▸ TASK 1: Pull out every line of the entries below that contains the string "bounding", matching case exactly.
## BEGIN EXTRACTED TEXT
I've heard that there is a substantial amount of general reed design information at Hohner, but they keep that information very close.

 

Possibly the most comprehensive and most (relatively!!!) available works are Gotthard Richter's books Akkordeon - Handbuch fur Musiker und Instrumentenbauer of 1990, mainly on construction techniques, methods and various acoustical lab tests, and Akustische probleme bei Akkordeons und Mundharmonika 1985 in 2 parts with similar studies.

 

There are also some Russian articles (about 50 years ago) by B.P. Kostantinov and a few alleged Polish tech technical studies which I know nothing about.

 

All the above are accordion-centric and in languages I can't decipher. I never been able to obtain copies of any of them. But you CAN easily get Fundamentals of Musical Acoustics by Arthur Benade (yay Dover!) which gives only passing reference to free-reeds but goes into depth on vibrating plate dynamics from which you can extrapolate a lot that pertains to free-reeds. Just reading though this book will give you a great base from which to understand the other more technical articles by other people.
## END EXTRACTED TEXT
## BEGIN EXTRACTED RECORDS
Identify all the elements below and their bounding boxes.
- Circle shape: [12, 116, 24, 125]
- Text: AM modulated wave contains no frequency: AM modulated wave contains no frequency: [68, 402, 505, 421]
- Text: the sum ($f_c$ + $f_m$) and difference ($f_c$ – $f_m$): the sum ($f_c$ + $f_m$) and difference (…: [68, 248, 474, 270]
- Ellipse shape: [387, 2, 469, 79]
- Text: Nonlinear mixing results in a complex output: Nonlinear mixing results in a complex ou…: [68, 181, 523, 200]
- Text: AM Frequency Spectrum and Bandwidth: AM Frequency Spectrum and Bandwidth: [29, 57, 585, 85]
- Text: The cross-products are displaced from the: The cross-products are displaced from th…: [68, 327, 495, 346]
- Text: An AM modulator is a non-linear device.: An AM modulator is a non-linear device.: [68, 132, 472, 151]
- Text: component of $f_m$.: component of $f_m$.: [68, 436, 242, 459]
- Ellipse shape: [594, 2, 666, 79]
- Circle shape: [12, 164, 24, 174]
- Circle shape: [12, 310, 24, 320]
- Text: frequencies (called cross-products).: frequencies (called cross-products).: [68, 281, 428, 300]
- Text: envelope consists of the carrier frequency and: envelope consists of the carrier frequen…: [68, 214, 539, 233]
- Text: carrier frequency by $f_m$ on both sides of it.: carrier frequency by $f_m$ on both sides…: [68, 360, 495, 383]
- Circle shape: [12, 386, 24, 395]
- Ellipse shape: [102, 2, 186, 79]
## END EXTRACTED RECORDS
## BEGIN EXTRACTED RECORDS
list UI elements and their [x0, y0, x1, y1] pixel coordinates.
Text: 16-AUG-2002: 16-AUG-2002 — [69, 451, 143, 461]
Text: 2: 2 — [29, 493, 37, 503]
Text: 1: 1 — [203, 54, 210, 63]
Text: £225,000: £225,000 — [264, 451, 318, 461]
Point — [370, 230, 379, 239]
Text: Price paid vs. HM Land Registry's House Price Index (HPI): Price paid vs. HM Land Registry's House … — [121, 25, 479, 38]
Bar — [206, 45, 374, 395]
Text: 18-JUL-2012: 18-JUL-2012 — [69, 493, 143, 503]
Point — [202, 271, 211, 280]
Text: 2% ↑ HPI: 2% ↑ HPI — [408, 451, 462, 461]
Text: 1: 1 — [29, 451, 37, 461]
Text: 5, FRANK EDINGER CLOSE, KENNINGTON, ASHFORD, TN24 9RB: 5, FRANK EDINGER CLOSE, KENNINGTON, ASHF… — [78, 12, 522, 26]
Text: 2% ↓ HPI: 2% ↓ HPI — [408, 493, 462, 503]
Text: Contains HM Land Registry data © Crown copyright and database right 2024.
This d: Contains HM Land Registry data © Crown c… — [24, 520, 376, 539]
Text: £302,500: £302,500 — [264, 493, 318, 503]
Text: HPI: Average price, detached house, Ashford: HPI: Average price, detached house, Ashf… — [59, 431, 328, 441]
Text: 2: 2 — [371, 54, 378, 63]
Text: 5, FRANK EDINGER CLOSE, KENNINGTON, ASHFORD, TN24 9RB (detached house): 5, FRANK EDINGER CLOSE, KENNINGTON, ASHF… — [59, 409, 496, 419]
## END EXTRACTED RECORDS
## BEGIN EXTRACTED RECORDS
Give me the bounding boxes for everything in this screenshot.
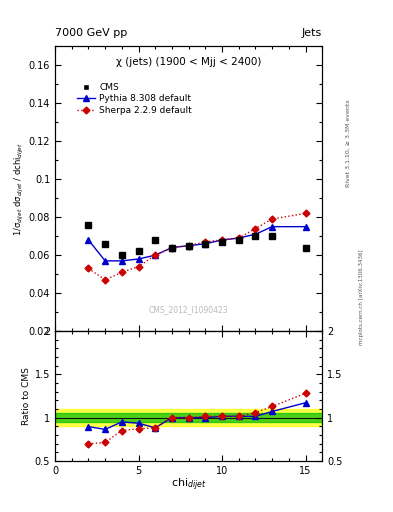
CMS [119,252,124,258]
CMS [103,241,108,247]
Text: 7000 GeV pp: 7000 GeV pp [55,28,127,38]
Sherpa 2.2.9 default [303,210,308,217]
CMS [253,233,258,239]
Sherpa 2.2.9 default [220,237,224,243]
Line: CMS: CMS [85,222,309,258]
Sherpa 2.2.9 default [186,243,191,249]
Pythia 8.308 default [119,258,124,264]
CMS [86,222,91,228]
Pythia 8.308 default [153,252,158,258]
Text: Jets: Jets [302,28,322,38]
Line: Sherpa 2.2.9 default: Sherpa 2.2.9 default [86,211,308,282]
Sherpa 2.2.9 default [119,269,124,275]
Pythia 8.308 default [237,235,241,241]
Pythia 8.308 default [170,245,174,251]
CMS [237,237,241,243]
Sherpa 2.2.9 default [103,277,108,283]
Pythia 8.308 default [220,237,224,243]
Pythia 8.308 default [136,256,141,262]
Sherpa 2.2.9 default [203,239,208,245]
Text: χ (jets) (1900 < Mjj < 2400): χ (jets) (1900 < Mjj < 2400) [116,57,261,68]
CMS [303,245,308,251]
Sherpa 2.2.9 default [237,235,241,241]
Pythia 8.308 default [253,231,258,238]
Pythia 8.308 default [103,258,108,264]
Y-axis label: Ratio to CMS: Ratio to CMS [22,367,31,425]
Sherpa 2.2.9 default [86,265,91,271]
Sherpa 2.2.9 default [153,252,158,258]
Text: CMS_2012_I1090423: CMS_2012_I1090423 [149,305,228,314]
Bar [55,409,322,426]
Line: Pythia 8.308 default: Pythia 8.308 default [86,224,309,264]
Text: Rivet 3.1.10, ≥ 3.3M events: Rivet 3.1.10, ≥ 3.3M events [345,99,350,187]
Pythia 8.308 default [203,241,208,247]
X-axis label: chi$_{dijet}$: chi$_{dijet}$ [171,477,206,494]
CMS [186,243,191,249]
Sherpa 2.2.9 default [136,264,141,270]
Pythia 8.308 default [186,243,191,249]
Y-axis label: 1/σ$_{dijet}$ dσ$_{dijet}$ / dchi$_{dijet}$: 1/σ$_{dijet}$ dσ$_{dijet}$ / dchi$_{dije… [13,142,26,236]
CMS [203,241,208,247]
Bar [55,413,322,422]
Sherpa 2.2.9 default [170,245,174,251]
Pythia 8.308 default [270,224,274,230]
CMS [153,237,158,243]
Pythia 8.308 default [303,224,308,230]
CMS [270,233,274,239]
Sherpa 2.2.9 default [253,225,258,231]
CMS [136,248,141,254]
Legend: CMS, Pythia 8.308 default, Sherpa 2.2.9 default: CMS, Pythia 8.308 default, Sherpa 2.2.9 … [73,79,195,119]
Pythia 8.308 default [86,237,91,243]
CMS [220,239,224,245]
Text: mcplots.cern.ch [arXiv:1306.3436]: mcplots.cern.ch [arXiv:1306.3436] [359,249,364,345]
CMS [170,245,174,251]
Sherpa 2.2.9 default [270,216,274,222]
## END EXTRACTED RECORDS
▸ TASK 2: Carry the passage on free-reed design literature forward from its final sentence.

▸ EXERCISE RESULT 1:
Identify all the elements below and their bounding boxes.
Give me the bounding boxes for everything in this screenshot.

▸ EXERCISE RESULT 2:
 

The only other significant and well-documented investigations into free reeds (though it's harmonium centric) English information I know of comes from James Cottingham. I say "know of" as I've tried several times to contact him (by phone and e-mail) and have yet to receive any response. I know of two other people who have also tried to contact him who've not received responses either. You can access some summaries of a few of his papers from his web page, and view his entire articles through the Acoustical Society of America Information web site. Unfortunately much of their stuff in not on-line, but you can find out which volumes of their Journals the articles are in and then find them at a Library. I was pleasantly surprised to be able to access all of them at our local University library!

 

While all this stuff is quite technical, some of us here can give you a simpler version of how/why reeds work, but even that is pretty involved. You can start by reading through articles by Dana Johnson right here on Concertina.net under the "Buyer's Guide" section.

 

Hope his helps!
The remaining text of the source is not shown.